__DO THIS__
Write out the data again exactly, skipping every picture.

Data items:
>> Begin

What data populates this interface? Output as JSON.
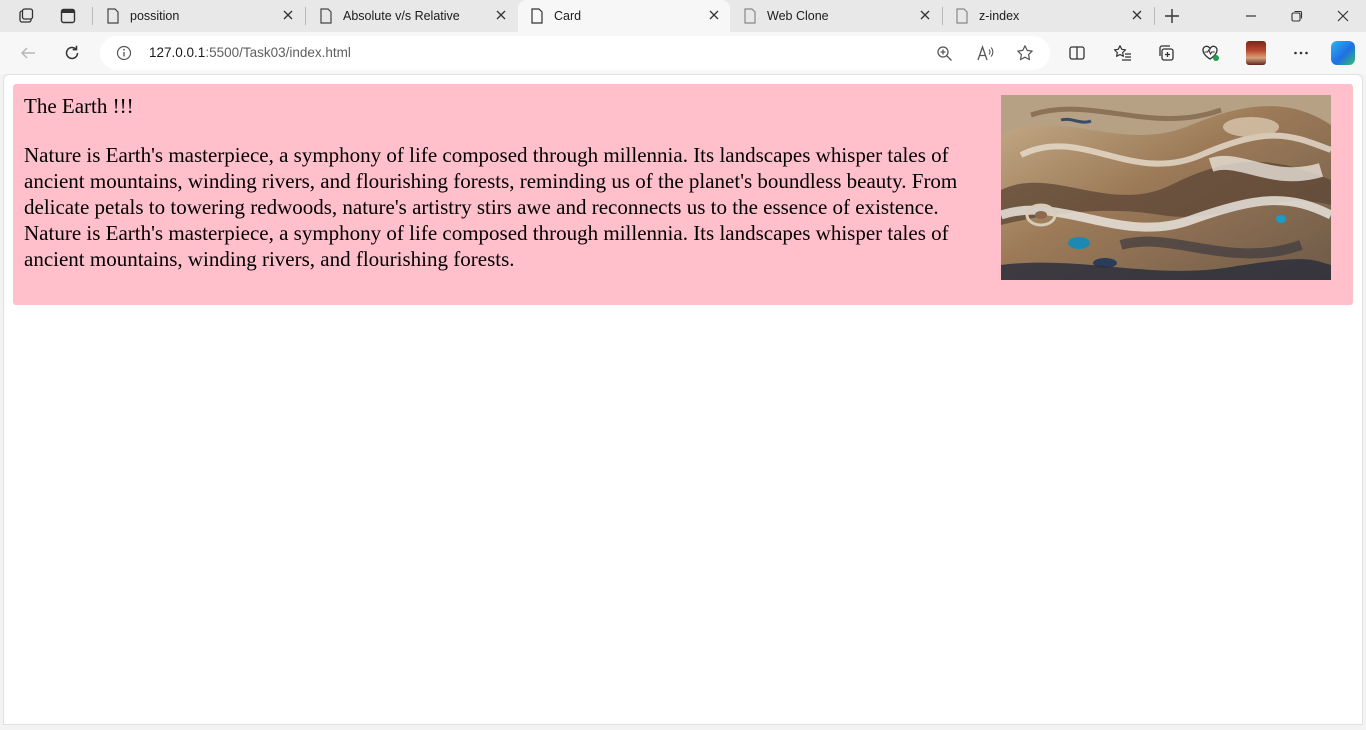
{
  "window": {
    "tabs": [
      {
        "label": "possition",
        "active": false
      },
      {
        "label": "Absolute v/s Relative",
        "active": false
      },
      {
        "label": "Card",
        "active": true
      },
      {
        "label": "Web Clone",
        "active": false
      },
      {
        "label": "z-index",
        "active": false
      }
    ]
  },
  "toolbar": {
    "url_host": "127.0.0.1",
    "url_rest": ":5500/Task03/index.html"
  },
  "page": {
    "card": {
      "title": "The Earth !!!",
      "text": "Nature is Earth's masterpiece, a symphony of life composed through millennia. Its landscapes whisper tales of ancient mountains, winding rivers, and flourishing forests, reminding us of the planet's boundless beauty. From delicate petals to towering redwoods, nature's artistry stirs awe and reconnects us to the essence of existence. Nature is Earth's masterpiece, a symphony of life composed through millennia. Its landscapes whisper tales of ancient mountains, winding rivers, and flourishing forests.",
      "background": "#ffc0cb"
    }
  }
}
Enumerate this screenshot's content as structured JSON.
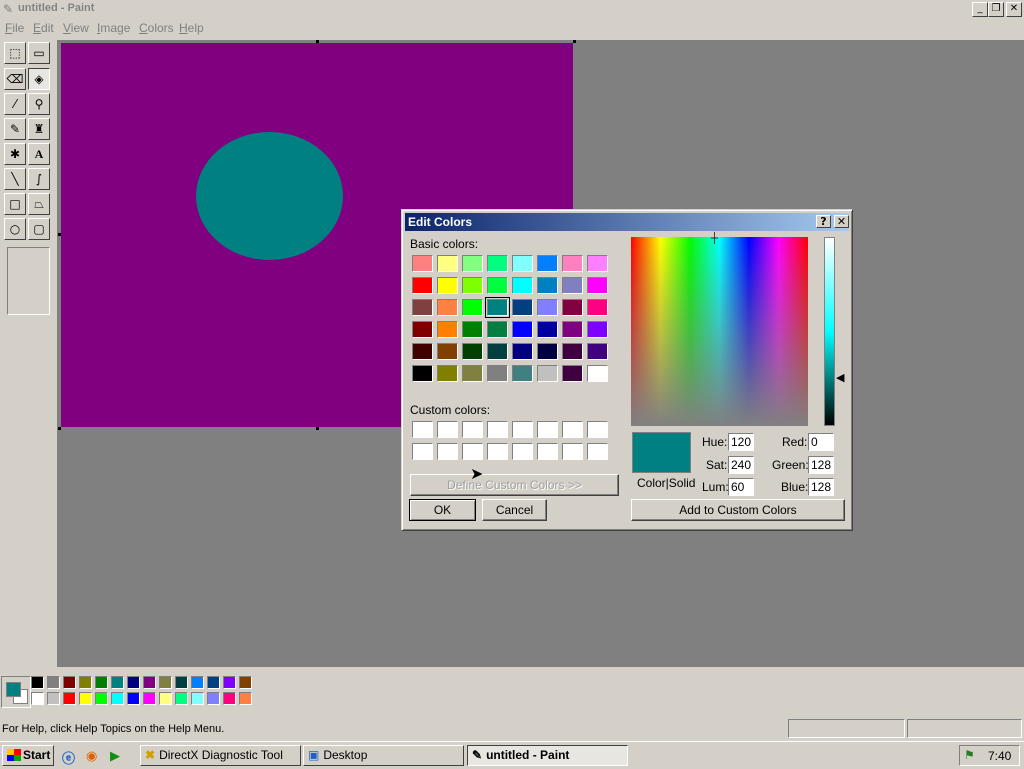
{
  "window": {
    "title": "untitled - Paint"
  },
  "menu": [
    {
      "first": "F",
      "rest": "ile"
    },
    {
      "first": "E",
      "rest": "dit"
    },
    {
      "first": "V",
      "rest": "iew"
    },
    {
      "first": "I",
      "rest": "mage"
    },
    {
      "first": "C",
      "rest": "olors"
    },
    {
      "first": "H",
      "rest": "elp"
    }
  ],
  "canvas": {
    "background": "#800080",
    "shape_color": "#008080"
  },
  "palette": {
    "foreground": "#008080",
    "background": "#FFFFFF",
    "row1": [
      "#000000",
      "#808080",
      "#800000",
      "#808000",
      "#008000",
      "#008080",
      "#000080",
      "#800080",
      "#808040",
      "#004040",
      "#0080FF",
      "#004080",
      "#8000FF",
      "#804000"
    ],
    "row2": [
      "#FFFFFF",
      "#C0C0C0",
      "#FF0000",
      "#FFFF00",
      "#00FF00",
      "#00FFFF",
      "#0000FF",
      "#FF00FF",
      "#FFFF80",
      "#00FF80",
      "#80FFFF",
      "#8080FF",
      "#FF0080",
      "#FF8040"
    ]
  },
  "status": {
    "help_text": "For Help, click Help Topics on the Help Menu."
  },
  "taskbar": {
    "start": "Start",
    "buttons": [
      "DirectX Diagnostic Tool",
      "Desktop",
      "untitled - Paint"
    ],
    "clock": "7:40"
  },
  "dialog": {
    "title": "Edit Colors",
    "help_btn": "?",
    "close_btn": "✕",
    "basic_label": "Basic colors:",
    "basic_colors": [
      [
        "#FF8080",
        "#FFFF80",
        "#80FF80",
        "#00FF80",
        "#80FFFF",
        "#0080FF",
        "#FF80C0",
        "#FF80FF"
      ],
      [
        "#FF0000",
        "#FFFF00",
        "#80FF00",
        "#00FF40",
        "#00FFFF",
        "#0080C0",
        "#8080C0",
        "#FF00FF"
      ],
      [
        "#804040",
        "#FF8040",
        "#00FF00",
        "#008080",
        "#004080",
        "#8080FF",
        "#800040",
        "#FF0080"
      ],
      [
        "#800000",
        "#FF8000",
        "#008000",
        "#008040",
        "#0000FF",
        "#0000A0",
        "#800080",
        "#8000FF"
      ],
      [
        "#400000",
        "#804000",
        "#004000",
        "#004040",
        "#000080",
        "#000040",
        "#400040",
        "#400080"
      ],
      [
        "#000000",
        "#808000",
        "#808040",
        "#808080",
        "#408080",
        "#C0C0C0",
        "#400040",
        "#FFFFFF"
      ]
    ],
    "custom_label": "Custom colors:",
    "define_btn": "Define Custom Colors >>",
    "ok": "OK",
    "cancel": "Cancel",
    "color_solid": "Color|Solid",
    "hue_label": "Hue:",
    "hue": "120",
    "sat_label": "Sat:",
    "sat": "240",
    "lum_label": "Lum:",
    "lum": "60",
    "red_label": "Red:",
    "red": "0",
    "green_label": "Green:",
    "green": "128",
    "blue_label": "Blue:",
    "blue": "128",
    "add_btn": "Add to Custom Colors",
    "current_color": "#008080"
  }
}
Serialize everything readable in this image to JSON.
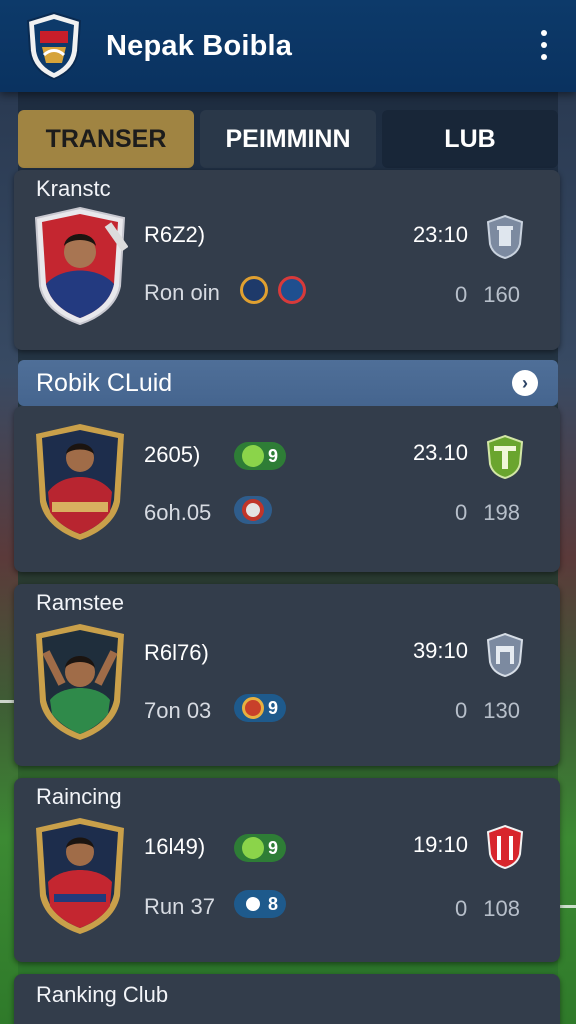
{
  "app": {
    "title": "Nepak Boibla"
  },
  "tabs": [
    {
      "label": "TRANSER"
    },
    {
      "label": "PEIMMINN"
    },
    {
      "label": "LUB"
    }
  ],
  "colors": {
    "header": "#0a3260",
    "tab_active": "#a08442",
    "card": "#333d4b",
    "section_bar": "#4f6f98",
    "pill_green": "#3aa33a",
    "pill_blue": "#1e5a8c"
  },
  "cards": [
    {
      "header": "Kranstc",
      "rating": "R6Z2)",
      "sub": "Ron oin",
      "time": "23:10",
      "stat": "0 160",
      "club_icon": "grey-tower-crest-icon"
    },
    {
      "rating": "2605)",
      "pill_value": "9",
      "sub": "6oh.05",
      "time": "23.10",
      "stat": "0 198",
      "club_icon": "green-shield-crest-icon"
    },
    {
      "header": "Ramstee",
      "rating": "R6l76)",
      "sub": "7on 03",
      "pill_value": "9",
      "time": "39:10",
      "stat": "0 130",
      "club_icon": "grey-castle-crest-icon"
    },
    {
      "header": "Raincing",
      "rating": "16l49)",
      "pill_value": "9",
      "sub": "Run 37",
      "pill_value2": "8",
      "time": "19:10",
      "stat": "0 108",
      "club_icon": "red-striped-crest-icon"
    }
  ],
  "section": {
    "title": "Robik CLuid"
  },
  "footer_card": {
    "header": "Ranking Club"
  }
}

>> End

__FINISHED TASK__
What data populates this interface? Output as JSON.
{
  "window": {
    "tabs": [
      {
        "label": "possition",
        "active": false
      },
      {
        "label": "Absolute v/s Relative",
        "active": false
      },
      {
        "label": "Card",
        "active": true
      },
      {
        "label": "Web Clone",
        "active": false
      },
      {
        "label": "z-index",
        "active": false
      }
    ]
  },
  "toolbar": {
    "url_host": "127.0.0.1",
    "url_rest": ":5500/Task03/index.html"
  },
  "page": {
    "card": {
      "title": "The Earth !!!",
      "text": "Nature is Earth's masterpiece, a symphony of life composed through millennia. Its landscapes whisper tales of ancient mountains, winding rivers, and flourishing forests, reminding us of the planet's boundless beauty. From delicate petals to towering redwoods, nature's artistry stirs awe and reconnects us to the essence of existence. Nature is Earth's masterpiece, a symphony of life composed through millennia. Its landscapes whisper tales of ancient mountains, winding rivers, and flourishing forests.",
      "background": "#ffc0cb"
    }
  }
}
Enumerate this screenshot's content as structured JSON.
{
  "window": {
    "title": "untitled - Paint"
  },
  "menu": [
    {
      "first": "F",
      "rest": "ile"
    },
    {
      "first": "E",
      "rest": "dit"
    },
    {
      "first": "V",
      "rest": "iew"
    },
    {
      "first": "I",
      "rest": "mage"
    },
    {
      "first": "C",
      "rest": "olors"
    },
    {
      "first": "H",
      "rest": "elp"
    }
  ],
  "canvas": {
    "background": "#800080",
    "shape_color": "#008080"
  },
  "palette": {
    "foreground": "#008080",
    "background": "#FFFFFF",
    "row1": [
      "#000000",
      "#808080",
      "#800000",
      "#808000",
      "#008000",
      "#008080",
      "#000080",
      "#800080",
      "#808040",
      "#004040",
      "#0080FF",
      "#004080",
      "#8000FF",
      "#804000"
    ],
    "row2": [
      "#FFFFFF",
      "#C0C0C0",
      "#FF0000",
      "#FFFF00",
      "#00FF00",
      "#00FFFF",
      "#0000FF",
      "#FF00FF",
      "#FFFF80",
      "#00FF80",
      "#80FFFF",
      "#8080FF",
      "#FF0080",
      "#FF8040"
    ]
  },
  "status": {
    "help_text": "For Help, click Help Topics on the Help Menu."
  },
  "taskbar": {
    "start": "Start",
    "buttons": [
      "DirectX Diagnostic Tool",
      "Desktop",
      "untitled - Paint"
    ],
    "clock": "7:40"
  },
  "dialog": {
    "title": "Edit Colors",
    "help_btn": "?",
    "close_btn": "✕",
    "basic_label": "Basic colors:",
    "basic_colors": [
      [
        "#FF8080",
        "#FFFF80",
        "#80FF80",
        "#00FF80",
        "#80FFFF",
        "#0080FF",
        "#FF80C0",
        "#FF80FF"
      ],
      [
        "#FF0000",
        "#FFFF00",
        "#80FF00",
        "#00FF40",
        "#00FFFF",
        "#0080C0",
        "#8080C0",
        "#FF00FF"
      ],
      [
        "#804040",
        "#FF8040",
        "#00FF00",
        "#008080",
        "#004080",
        "#8080FF",
        "#800040",
        "#FF0080"
      ],
      [
        "#800000",
        "#FF8000",
        "#008000",
        "#008040",
        "#0000FF",
        "#0000A0",
        "#800080",
        "#8000FF"
      ],
      [
        "#400000",
        "#804000",
        "#004000",
        "#004040",
        "#000080",
        "#000040",
        "#400040",
        "#400080"
      ],
      [
        "#000000",
        "#808000",
        "#808040",
        "#808080",
        "#408080",
        "#C0C0C0",
        "#400040",
        "#FFFFFF"
      ]
    ],
    "custom_label": "Custom colors:",
    "define_btn": "Define Custom Colors >>",
    "ok": "OK",
    "cancel": "Cancel",
    "color_solid": "Color|Solid",
    "hue_label": "Hue:",
    "hue": "120",
    "sat_label": "Sat:",
    "sat": "240",
    "lum_label": "Lum:",
    "lum": "60",
    "red_label": "Red:",
    "red": "0",
    "green_label": "Green:",
    "green": "128",
    "blue_label": "Blue:",
    "blue": "128",
    "add_btn": "Add to Custom Colors",
    "current_color": "#008080"
  }
}
Serialize everything readable in this image to JSON.
{
  "app": {
    "title": "Nepak Boibla"
  },
  "tabs": [
    {
      "label": "TRANSER"
    },
    {
      "label": "PEIMMINN"
    },
    {
      "label": "LUB"
    }
  ],
  "colors": {
    "header": "#0a3260",
    "tab_active": "#a08442",
    "card": "#333d4b",
    "section_bar": "#4f6f98",
    "pill_green": "#3aa33a",
    "pill_blue": "#1e5a8c"
  },
  "cards": [
    {
      "header": "Kranstc",
      "rating": "R6Z2)",
      "sub": "Ron oin",
      "time": "23:10",
      "stat": "0 160",
      "club_icon": "grey-tower-crest-icon"
    },
    {
      "rating": "2605)",
      "pill_value": "9",
      "sub": "6oh.05",
      "time": "23.10",
      "stat": "0 198",
      "club_icon": "green-shield-crest-icon"
    },
    {
      "header": "Ramstee",
      "rating": "R6l76)",
      "sub": "7on 03",
      "pill_value": "9",
      "time": "39:10",
      "stat": "0 130",
      "club_icon": "grey-castle-crest-icon"
    },
    {
      "header": "Raincing",
      "rating": "16l49)",
      "pill_value": "9",
      "sub": "Run 37",
      "pill_value2": "8",
      "time": "19:10",
      "stat": "0 108",
      "club_icon": "red-striped-crest-icon"
    }
  ],
  "section": {
    "title": "Robik CLuid"
  },
  "footer_card": {
    "header": "Ranking Club"
  }
}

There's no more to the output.